§ **Your task**: Answer with a number only: how many lines of the data contain "what"?

§ **Provided records**:
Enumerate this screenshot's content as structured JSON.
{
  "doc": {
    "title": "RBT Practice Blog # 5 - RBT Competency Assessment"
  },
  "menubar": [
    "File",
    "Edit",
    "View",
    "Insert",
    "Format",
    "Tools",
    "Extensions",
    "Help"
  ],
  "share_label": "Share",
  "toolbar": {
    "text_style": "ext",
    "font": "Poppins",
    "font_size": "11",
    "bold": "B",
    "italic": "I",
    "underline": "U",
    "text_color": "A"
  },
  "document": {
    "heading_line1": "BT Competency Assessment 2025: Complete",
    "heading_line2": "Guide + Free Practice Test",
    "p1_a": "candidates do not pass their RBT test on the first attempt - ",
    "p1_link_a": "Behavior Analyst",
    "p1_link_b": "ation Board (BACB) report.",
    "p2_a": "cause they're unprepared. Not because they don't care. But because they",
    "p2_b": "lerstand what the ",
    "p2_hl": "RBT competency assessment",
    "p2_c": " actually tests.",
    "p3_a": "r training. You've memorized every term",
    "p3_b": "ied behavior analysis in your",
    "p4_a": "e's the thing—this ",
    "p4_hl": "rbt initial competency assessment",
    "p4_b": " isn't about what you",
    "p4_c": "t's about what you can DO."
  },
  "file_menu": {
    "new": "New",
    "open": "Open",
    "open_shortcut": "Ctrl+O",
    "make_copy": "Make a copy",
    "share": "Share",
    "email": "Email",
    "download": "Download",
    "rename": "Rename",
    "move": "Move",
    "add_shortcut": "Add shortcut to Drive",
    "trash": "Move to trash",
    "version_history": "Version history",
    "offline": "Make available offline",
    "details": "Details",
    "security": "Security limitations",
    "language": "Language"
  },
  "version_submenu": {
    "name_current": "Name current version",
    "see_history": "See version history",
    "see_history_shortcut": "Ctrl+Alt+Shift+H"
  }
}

§ **Written answer**: 3